### WHAT TO PRODUCE
Return every record below exactly as written, omitting any pictures.

Data entries for graphics
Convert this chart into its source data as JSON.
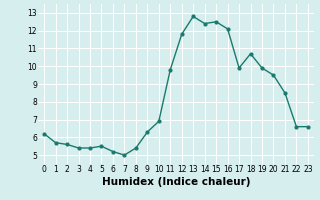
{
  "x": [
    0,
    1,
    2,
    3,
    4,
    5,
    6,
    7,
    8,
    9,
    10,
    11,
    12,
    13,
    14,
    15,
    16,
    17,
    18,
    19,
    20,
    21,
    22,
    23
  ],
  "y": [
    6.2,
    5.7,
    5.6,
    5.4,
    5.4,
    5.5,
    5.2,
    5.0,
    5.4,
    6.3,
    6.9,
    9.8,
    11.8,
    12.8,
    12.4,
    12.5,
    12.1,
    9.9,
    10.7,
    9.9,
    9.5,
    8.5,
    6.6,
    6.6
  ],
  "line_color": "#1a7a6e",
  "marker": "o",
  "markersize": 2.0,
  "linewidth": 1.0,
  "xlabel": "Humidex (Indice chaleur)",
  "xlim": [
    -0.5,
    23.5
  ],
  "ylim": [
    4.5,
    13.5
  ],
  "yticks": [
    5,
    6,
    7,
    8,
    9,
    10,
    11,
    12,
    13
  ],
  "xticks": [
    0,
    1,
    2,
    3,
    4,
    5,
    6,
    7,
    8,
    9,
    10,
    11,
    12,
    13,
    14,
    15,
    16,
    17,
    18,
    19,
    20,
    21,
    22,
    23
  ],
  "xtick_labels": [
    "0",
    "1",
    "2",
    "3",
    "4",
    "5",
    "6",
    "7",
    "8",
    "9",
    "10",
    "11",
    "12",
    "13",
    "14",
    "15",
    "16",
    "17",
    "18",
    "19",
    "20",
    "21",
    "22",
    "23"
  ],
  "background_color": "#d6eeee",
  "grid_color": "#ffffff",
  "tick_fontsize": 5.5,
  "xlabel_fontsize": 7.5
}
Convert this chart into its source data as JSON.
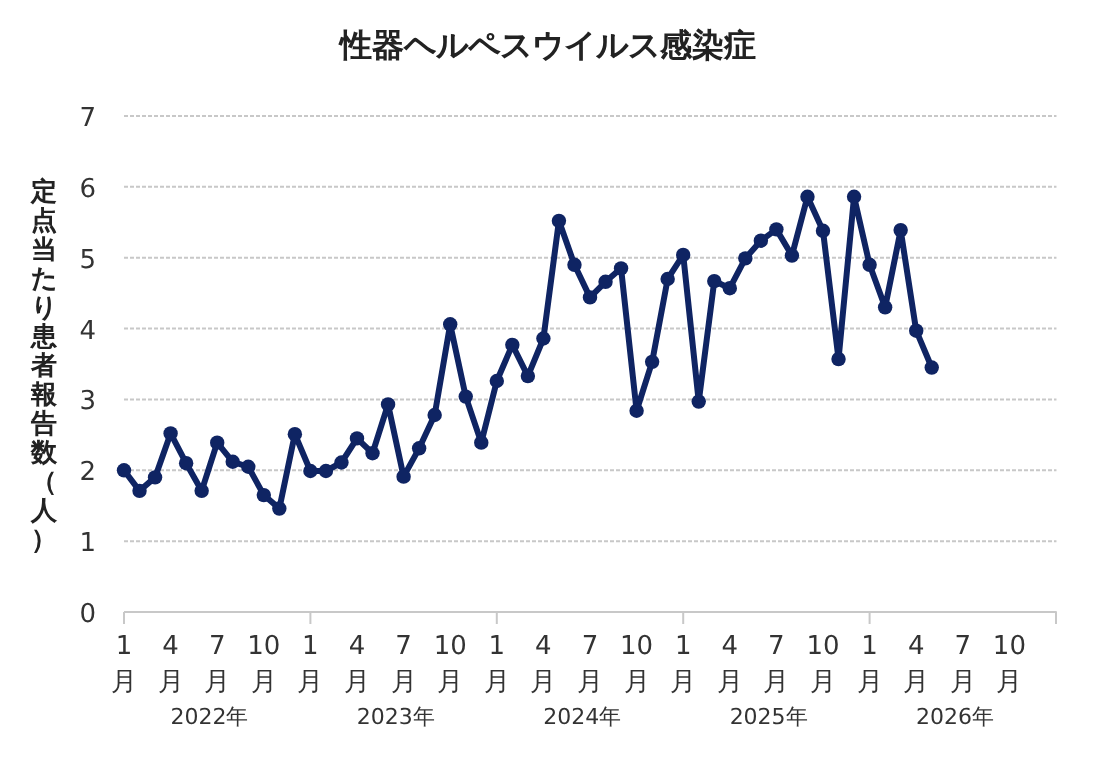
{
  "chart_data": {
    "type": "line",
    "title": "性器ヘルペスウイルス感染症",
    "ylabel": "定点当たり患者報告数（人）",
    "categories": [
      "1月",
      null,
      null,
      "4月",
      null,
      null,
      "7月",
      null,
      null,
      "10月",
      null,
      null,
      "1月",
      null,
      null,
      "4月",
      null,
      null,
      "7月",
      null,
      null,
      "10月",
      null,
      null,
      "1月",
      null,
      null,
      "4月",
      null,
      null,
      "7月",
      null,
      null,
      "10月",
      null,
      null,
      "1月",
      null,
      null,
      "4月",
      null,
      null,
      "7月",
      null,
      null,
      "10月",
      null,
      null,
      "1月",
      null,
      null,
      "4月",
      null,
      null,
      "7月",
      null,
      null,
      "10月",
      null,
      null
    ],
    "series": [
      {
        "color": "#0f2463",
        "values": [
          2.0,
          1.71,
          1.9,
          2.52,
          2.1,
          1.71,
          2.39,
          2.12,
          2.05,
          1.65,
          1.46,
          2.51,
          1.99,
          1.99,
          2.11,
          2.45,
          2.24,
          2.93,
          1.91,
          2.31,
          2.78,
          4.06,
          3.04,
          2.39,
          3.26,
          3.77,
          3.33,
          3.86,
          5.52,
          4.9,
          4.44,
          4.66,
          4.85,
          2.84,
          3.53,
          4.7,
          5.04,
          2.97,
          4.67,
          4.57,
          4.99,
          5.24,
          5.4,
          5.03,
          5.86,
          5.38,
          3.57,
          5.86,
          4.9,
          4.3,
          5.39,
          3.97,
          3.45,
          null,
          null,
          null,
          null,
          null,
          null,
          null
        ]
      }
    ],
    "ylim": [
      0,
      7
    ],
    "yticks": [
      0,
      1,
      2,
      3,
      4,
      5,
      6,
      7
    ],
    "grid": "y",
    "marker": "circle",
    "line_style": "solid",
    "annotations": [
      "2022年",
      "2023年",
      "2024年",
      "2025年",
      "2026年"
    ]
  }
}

### EXERCISE RESULT
Convert this chart into its source data as JSON.
{
  "x": [
    0,
    1,
    2,
    3,
    4,
    5,
    6,
    7,
    8,
    9,
    10,
    11,
    12,
    13,
    14,
    15,
    16,
    17,
    18,
    19,
    20,
    21,
    22,
    23
  ],
  "y": [
    6.2,
    5.7,
    5.6,
    5.4,
    5.4,
    5.5,
    5.2,
    5.0,
    5.4,
    6.3,
    6.9,
    9.8,
    11.8,
    12.8,
    12.4,
    12.5,
    12.1,
    9.9,
    10.7,
    9.9,
    9.5,
    8.5,
    6.6,
    6.6
  ],
  "line_color": "#1a7a6e",
  "marker": "o",
  "markersize": 2.0,
  "linewidth": 1.0,
  "xlabel": "Humidex (Indice chaleur)",
  "xlim": [
    -0.5,
    23.5
  ],
  "ylim": [
    4.5,
    13.5
  ],
  "yticks": [
    5,
    6,
    7,
    8,
    9,
    10,
    11,
    12,
    13
  ],
  "xticks": [
    0,
    1,
    2,
    3,
    4,
    5,
    6,
    7,
    8,
    9,
    10,
    11,
    12,
    13,
    14,
    15,
    16,
    17,
    18,
    19,
    20,
    21,
    22,
    23
  ],
  "xtick_labels": [
    "0",
    "1",
    "2",
    "3",
    "4",
    "5",
    "6",
    "7",
    "8",
    "9",
    "10",
    "11",
    "12",
    "13",
    "14",
    "15",
    "16",
    "17",
    "18",
    "19",
    "20",
    "21",
    "22",
    "23"
  ],
  "background_color": "#d6eeee",
  "grid_color": "#ffffff",
  "tick_fontsize": 5.5,
  "xlabel_fontsize": 7.5
}
Convert this chart into its source data as JSON.
{
  "chart_data": {
    "type": "line",
    "title": "性器ヘルペスウイルス感染症",
    "ylabel": "定点当たり患者報告数（人）",
    "categories": [
      "1月",
      null,
      null,
      "4月",
      null,
      null,
      "7月",
      null,
      null,
      "10月",
      null,
      null,
      "1月",
      null,
      null,
      "4月",
      null,
      null,
      "7月",
      null,
      null,
      "10月",
      null,
      null,
      "1月",
      null,
      null,
      "4月",
      null,
      null,
      "7月",
      null,
      null,
      "10月",
      null,
      null,
      "1月",
      null,
      null,
      "4月",
      null,
      null,
      "7月",
      null,
      null,
      "10月",
      null,
      null,
      "1月",
      null,
      null,
      "4月",
      null,
      null,
      "7月",
      null,
      null,
      "10月",
      null,
      null
    ],
    "series": [
      {
        "color": "#0f2463",
        "values": [
          2.0,
          1.71,
          1.9,
          2.52,
          2.1,
          1.71,
          2.39,
          2.12,
          2.05,
          1.65,
          1.46,
          2.51,
          1.99,
          1.99,
          2.11,
          2.45,
          2.24,
          2.93,
          1.91,
          2.31,
          2.78,
          4.06,
          3.04,
          2.39,
          3.26,
          3.77,
          3.33,
          3.86,
          5.52,
          4.9,
          4.44,
          4.66,
          4.85,
          2.84,
          3.53,
          4.7,
          5.04,
          2.97,
          4.67,
          4.57,
          4.99,
          5.24,
          5.4,
          5.03,
          5.86,
          5.38,
          3.57,
          5.86,
          4.9,
          4.3,
          5.39,
          3.97,
          3.45,
          null,
          null,
          null,
          null,
          null,
          null,
          null
        ]
      }
    ],
    "ylim": [
      0,
      7
    ],
    "yticks": [
      0,
      1,
      2,
      3,
      4,
      5,
      6,
      7
    ],
    "grid": "y",
    "marker": "circle",
    "line_style": "solid",
    "annotations": [
      "2022年",
      "2023年",
      "2024年",
      "2025年",
      "2026年"
    ]
  }
}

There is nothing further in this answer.